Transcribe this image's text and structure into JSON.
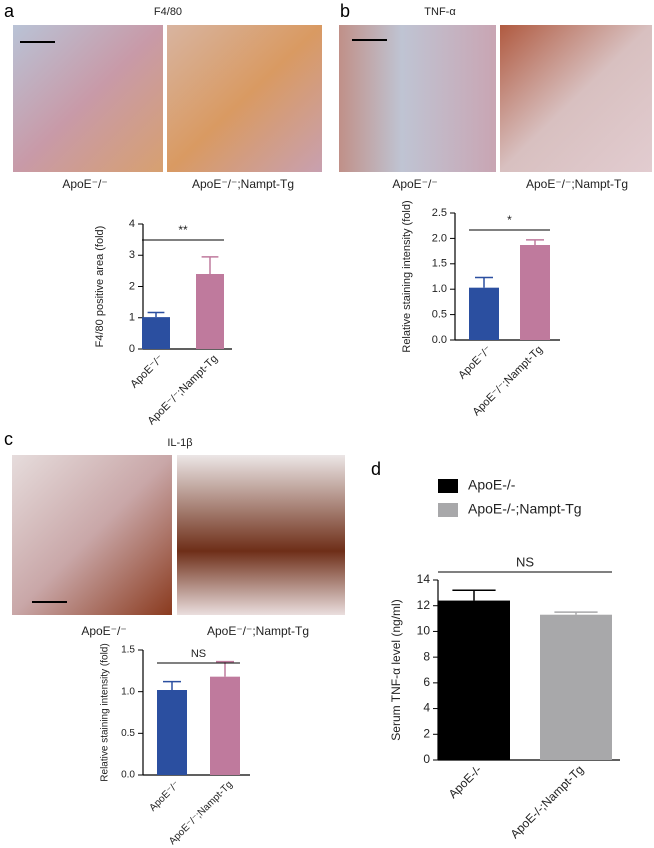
{
  "panels": [
    {
      "label": "a",
      "image_title": "F4/80",
      "image_captions": [
        "ApoE⁻/⁻",
        "ApoE⁻/⁻;Nampt-Tg"
      ]
    },
    {
      "label": "b",
      "image_title": "TNF-α",
      "image_captions": [
        "ApoE⁻/⁻",
        "ApoE⁻/⁻;Nampt-Tg"
      ]
    },
    {
      "label": "c",
      "image_title": "IL-1β",
      "image_captions": [
        "ApoE⁻/⁻",
        "ApoE⁻/⁻;Nampt-Tg"
      ]
    },
    {
      "label": "d"
    }
  ],
  "chart_data": [
    {
      "type": "bar",
      "ylabel": "F4/80 positive area (fold)",
      "categories": [
        "ApoE⁻/⁻",
        "ApoE⁻/⁻;Nampt-Tg"
      ],
      "values": [
        1.02,
        2.4
      ],
      "errors": [
        0.15,
        0.55
      ],
      "colors": [
        "#2b4fa0",
        "#bf7a9d"
      ],
      "annotation": "**",
      "ylim": [
        0,
        4
      ],
      "yticks": [
        0,
        1,
        2,
        3,
        4
      ]
    },
    {
      "type": "bar",
      "ylabel": "Relative staining intensity (fold)",
      "categories": [
        "ApoE⁻/⁻",
        "ApoE⁻/⁻;Nampt-Tg"
      ],
      "values": [
        1.03,
        1.87
      ],
      "errors": [
        0.2,
        0.1
      ],
      "colors": [
        "#2b4fa0",
        "#bf7a9d"
      ],
      "annotation": "*",
      "ylim": [
        0,
        2.5
      ],
      "yticks": [
        {
          "value": 0,
          "label": "0.0"
        },
        0.5,
        {
          "value": 1,
          "label": "1.0"
        },
        1.5,
        {
          "value": 2,
          "label": "2.0"
        },
        2.5
      ]
    },
    {
      "type": "bar",
      "ylabel": "Relative staining intensity (fold)",
      "categories": [
        "ApoE⁻/⁻",
        "ApoE⁻/⁻;Nampt-Tg"
      ],
      "values": [
        1.02,
        1.18
      ],
      "errors": [
        0.1,
        0.18
      ],
      "colors": [
        "#2b4fa0",
        "#bf7a9d"
      ],
      "annotation": "NS",
      "ylim": [
        0,
        1.5
      ],
      "yticks": [
        {
          "value": 0,
          "label": "0.0"
        },
        0.5,
        {
          "value": 1,
          "label": "1.0"
        },
        1.5
      ]
    },
    {
      "type": "bar",
      "ylabel": "Serum TNF-α level (ng/ml)",
      "categories": [
        "ApoE-/-",
        "ApoE-/-;Nampt-Tg"
      ],
      "values": [
        12.4,
        11.3
      ],
      "errors": [
        0.8,
        0.2
      ],
      "colors": [
        "#000000",
        "#a8a8aa"
      ],
      "annotation": "NS",
      "legend": true,
      "ylim": [
        0,
        14
      ],
      "yticks": [
        0,
        2,
        4,
        6,
        8,
        10,
        12,
        14
      ]
    }
  ]
}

----

Exercise description
Copy each line of the listing that holds the word "annotation".

Answer to this task
      "annotation": "**",
      "annotation": "*",
      "annotation": "NS",
      "annotation": "NS",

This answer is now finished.